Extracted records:

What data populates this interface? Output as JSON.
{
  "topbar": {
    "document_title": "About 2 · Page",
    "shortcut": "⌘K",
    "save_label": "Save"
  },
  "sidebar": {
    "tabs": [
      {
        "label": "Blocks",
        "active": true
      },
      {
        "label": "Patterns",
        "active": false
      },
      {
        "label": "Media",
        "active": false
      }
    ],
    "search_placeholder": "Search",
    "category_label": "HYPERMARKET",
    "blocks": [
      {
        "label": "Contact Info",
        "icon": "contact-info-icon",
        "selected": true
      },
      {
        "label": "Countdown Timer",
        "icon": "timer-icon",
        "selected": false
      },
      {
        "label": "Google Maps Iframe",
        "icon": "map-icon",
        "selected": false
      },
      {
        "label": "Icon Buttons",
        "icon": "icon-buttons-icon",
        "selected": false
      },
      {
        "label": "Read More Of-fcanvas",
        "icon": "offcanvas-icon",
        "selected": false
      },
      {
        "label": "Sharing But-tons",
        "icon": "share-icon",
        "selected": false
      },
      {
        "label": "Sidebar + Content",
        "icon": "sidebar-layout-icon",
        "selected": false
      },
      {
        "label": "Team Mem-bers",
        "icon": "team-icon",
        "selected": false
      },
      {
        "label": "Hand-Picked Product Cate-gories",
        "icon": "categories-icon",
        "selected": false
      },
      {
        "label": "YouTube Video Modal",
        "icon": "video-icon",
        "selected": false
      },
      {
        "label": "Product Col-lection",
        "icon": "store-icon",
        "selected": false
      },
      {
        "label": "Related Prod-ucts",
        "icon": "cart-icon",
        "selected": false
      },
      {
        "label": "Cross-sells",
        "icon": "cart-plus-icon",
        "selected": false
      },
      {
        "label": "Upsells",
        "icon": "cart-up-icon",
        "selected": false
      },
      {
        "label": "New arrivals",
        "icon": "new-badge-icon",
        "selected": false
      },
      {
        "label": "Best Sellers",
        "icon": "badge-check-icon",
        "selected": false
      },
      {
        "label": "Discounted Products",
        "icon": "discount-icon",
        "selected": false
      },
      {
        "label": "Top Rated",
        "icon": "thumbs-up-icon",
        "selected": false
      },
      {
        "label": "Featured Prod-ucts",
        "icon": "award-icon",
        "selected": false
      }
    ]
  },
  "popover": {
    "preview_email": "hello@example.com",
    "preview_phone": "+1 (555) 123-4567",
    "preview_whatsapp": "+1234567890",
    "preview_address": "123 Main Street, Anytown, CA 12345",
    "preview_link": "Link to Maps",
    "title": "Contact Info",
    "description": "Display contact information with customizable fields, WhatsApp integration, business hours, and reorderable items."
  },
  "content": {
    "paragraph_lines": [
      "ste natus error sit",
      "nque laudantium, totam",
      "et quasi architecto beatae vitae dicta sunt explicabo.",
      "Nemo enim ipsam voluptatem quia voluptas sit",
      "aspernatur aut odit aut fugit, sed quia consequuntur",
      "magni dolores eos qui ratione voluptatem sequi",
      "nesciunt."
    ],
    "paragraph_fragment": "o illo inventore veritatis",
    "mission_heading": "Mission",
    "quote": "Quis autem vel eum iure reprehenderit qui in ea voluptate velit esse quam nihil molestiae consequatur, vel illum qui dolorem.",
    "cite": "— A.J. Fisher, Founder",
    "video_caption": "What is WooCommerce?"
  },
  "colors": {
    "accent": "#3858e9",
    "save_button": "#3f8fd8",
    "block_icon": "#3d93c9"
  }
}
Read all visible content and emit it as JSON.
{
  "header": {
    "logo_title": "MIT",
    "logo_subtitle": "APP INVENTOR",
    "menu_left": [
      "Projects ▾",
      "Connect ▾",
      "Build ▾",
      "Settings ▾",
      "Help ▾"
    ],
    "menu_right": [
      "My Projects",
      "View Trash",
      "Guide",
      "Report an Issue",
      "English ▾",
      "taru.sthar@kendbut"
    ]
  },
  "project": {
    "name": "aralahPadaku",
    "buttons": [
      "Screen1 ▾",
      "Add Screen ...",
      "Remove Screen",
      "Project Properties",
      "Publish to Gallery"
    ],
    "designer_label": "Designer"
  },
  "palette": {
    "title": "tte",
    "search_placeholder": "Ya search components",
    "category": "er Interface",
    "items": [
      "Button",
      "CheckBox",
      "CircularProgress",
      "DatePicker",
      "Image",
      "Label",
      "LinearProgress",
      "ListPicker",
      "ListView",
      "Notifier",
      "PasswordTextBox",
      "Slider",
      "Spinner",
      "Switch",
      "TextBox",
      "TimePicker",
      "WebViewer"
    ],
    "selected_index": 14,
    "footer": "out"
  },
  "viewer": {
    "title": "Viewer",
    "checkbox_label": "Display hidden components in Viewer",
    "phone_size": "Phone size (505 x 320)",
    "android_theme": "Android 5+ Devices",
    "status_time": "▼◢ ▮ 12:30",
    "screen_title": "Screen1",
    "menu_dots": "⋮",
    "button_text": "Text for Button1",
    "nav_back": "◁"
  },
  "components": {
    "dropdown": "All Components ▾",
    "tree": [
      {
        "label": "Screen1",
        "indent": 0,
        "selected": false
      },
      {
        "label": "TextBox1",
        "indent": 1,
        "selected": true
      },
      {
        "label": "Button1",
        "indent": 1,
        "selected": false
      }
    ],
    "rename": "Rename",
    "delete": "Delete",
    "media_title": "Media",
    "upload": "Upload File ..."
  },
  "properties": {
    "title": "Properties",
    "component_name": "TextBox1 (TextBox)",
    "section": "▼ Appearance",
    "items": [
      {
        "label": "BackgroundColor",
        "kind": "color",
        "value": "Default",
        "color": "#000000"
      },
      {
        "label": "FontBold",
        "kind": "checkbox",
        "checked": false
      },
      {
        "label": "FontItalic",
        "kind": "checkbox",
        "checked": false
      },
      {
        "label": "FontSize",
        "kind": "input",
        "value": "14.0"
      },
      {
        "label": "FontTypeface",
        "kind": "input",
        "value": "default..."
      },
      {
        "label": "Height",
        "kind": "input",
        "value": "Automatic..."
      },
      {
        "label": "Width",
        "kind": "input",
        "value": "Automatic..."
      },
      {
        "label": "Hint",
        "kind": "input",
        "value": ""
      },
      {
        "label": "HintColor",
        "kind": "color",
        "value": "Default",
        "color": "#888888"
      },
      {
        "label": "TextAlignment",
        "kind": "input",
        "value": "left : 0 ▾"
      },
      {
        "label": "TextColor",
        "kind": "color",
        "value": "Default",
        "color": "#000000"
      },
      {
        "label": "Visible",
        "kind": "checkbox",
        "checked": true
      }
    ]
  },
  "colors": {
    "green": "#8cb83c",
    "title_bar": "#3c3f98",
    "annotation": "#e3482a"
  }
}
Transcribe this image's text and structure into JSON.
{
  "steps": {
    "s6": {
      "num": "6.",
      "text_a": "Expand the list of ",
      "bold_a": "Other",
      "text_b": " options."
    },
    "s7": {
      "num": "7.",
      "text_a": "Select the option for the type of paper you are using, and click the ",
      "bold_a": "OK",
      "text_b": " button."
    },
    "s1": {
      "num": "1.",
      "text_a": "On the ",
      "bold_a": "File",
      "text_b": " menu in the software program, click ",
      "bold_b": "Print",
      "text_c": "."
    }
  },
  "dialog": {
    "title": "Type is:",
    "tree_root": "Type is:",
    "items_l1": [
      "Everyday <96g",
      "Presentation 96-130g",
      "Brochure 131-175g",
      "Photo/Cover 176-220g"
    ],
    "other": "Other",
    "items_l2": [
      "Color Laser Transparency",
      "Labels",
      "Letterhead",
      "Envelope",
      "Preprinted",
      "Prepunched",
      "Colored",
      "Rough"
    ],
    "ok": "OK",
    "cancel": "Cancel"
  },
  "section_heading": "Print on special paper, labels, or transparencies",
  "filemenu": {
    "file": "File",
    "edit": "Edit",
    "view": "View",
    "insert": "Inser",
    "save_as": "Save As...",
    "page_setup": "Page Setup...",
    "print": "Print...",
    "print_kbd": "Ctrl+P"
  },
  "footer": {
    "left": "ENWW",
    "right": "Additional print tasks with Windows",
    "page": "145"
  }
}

■ Direction:
Say how many lines of the data hold the string "Read". Reply with the number alone.

■ Full solution:
2